Aim: Find the lines that contain the word "Hari" and copy each one.

Data records:
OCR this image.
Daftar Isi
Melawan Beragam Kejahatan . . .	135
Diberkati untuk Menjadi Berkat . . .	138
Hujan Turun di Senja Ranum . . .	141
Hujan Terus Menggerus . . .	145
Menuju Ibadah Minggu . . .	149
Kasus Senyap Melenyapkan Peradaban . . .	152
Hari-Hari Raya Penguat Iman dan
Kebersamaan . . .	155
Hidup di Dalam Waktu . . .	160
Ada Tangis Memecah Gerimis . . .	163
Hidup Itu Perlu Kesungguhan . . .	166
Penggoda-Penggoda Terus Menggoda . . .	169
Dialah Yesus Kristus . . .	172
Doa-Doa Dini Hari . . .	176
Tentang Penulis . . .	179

Result of this exercise:
Hari-Hari Raya Penguat Iman dan
Doa-Doa Dini Hari . . .	176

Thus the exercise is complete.